((

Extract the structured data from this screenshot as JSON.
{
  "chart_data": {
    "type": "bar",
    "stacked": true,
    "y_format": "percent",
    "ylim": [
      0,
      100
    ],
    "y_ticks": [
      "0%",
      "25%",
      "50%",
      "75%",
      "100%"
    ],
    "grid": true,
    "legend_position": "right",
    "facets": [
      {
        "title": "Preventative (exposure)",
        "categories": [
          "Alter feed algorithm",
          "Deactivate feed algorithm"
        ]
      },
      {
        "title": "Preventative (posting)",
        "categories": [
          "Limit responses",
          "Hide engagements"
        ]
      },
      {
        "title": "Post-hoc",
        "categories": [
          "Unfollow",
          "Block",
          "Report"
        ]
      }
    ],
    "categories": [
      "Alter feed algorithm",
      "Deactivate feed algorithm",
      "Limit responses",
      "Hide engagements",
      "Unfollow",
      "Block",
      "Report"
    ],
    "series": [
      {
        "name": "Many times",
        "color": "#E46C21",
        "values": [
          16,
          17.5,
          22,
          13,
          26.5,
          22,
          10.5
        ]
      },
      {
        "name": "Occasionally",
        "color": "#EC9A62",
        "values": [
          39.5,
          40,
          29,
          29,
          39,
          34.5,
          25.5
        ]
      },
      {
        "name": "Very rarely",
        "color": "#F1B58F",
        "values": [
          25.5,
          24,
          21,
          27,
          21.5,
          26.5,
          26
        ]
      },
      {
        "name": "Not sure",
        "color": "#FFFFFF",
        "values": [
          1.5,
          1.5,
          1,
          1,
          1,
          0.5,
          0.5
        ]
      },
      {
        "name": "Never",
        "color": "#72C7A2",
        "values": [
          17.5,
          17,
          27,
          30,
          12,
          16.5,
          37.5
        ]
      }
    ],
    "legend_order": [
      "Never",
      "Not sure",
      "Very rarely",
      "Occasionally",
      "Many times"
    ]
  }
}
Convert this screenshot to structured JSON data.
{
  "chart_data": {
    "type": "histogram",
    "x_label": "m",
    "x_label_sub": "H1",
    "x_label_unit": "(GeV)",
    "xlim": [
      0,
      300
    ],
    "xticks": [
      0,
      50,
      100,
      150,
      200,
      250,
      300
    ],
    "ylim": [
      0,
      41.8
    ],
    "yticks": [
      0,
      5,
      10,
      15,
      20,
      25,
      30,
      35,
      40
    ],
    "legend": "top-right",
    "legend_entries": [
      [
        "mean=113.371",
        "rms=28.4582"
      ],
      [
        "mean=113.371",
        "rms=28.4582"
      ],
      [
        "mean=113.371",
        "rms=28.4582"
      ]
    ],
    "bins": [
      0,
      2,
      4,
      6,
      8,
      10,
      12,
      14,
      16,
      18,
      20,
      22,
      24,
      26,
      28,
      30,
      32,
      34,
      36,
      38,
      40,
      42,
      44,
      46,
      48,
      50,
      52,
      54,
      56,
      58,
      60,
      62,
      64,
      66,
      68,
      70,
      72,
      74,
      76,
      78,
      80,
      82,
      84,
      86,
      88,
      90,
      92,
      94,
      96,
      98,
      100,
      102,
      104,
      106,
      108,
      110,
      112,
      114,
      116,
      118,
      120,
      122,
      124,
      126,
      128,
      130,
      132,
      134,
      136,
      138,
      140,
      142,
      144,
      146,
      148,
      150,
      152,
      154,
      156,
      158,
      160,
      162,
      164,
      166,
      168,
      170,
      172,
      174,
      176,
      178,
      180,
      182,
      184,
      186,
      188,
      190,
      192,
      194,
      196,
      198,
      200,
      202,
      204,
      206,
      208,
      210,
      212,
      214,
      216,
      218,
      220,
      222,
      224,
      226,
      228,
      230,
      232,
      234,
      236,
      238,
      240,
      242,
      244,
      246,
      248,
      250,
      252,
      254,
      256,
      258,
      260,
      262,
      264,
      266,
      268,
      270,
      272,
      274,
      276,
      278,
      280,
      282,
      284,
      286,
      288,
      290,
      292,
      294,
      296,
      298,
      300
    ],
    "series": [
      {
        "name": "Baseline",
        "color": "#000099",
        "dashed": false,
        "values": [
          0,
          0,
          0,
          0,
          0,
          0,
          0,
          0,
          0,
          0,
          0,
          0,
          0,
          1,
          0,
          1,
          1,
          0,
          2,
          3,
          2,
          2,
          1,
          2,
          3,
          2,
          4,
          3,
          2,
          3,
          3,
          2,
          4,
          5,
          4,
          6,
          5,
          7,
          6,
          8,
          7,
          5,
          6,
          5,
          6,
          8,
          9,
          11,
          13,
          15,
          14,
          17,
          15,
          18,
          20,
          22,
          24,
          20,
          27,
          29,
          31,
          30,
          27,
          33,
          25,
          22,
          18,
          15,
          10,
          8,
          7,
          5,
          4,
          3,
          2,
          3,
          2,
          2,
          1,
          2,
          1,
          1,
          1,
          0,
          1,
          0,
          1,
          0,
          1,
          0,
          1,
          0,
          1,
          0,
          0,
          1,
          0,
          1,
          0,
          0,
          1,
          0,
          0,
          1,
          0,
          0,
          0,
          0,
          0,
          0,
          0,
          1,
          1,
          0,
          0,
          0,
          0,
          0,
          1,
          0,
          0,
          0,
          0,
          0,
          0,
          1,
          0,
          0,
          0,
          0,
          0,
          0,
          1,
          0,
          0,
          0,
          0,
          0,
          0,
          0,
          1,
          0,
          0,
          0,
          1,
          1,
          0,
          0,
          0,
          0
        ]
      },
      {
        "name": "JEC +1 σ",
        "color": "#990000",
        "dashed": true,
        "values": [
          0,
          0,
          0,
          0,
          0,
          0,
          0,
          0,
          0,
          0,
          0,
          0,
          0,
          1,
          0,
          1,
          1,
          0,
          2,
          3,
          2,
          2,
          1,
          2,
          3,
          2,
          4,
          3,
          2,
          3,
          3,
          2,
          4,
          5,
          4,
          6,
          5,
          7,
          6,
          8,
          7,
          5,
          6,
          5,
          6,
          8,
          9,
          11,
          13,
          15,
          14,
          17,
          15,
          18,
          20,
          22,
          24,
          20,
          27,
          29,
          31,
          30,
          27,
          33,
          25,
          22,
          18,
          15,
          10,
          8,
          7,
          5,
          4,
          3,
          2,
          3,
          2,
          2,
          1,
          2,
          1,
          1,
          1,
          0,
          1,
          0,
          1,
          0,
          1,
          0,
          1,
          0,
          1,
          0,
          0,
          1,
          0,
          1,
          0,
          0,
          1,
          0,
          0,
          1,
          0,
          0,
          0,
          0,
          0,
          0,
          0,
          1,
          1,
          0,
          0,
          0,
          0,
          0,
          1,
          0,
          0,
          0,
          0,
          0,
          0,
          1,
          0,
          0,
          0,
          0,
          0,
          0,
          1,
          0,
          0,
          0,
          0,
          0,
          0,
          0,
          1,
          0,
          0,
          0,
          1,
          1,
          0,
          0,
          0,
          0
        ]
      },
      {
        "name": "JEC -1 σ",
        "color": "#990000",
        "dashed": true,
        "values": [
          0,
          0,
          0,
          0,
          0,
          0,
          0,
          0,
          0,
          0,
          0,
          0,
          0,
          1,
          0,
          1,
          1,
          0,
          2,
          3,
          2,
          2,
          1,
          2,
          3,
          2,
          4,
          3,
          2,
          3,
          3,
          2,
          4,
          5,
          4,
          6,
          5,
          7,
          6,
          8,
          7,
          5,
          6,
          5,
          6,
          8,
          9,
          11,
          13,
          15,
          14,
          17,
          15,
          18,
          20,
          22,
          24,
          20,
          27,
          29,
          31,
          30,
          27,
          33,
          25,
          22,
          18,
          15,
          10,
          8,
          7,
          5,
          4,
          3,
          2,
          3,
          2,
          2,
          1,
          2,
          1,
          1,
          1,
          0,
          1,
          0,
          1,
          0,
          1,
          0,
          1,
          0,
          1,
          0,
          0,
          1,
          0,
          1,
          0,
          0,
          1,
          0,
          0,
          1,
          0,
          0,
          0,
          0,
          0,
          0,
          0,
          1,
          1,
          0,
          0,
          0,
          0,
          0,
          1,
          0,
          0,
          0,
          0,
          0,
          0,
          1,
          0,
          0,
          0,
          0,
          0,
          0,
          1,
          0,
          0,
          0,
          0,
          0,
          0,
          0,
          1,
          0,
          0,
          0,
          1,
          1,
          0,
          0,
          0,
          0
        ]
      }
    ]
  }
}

))

WHAT TO DO: What is the number of lines above that contain the string "Alter"? Answer with the number alone.

RESULT OF THIS TASK: 2